Records provided:
'''

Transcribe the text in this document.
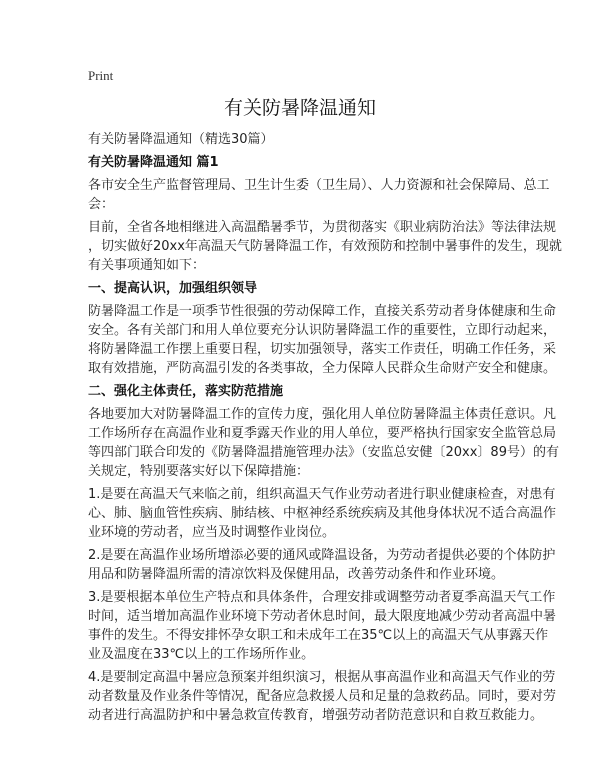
Print
有关防暑降温通知
有关防暑降温通知（精选30篇）
有关防暑降温通知 篇1
各市安全生产监督管理局、卫生计生委（卫生局）、人力资源和社会保障局、总工
会：
目前，全省各地相继进入高温酷暑季节，为贯彻落实《职业病防治法》等法律法规
，切实做好20xx年高温天气防暑降温工作，有效预防和控制中暑事件的发生，现就
有关事项通知如下：
一、提高认识，加强组织领导
防暑降温工作是一项季节性很强的劳动保障工作，直接关系劳动者身体健康和生命
安全。各有关部门和用人单位要充分认识防暑降温工作的重要性，立即行动起来，
将防暑降温工作摆上重要日程，切实加强领导，落实工作责任，明确工作任务，采
取有效措施，严防高温引发的各类事故，全力保障人民群众生命财产安全和健康。
二、强化主体责任，落实防范措施
各地要加大对防暑降温工作的宣传力度，强化用人单位防暑降温主体责任意识。凡
工作场所存在高温作业和夏季露天作业的用人单位，要严格执行国家安全监管总局
等四部门联合印发的《防暑降温措施管理办法》（安监总安健〔20xx〕89号）的有
关规定，特别要落实好以下保障措施：
1.是要在高温天气来临之前，组织高温天气作业劳动者进行职业健康检查，对患有
心、肺、脑血管性疾病、肺结核、中枢神经系统疾病及其他身体状况不适合高温作
业环境的劳动者，应当及时调整作业岗位。
2.是要在高温作业场所增添必要的通风或降温设备，为劳动者提供必要的个体防护
用品和防暑降温所需的清凉饮料及保健用品，改善劳动条件和作业环境。
3.是要根据本单位生产特点和具体条件，合理安排或调整劳动者夏季高温天气工作
时间，适当增加高温作业环境下劳动者休息时间，最大限度地减少劳动者高温中暑
事件的发生。不得安排怀孕女职工和未成年工在35℃以上的高温天气从事露天作
业及温度在33℃以上的工作场所作业。
4.是要制定高温中暑应急预案并组织演习，根据从事高温作业和高温天气作业的劳
动者数量及作业条件等情况，配备应急救援人员和足量的急救药品。同时，要对劳
动者进行高温防护和中暑急救宣传教育，增强劳动者防范意识和自救互救能力。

'''

Stated problem:
Which lines contain "有关防暑降温通知"? Copy each of them.

Task response:
有关防暑降温通知
有关防暑降温通知（精选30篇）
有关防暑降温通知 篇1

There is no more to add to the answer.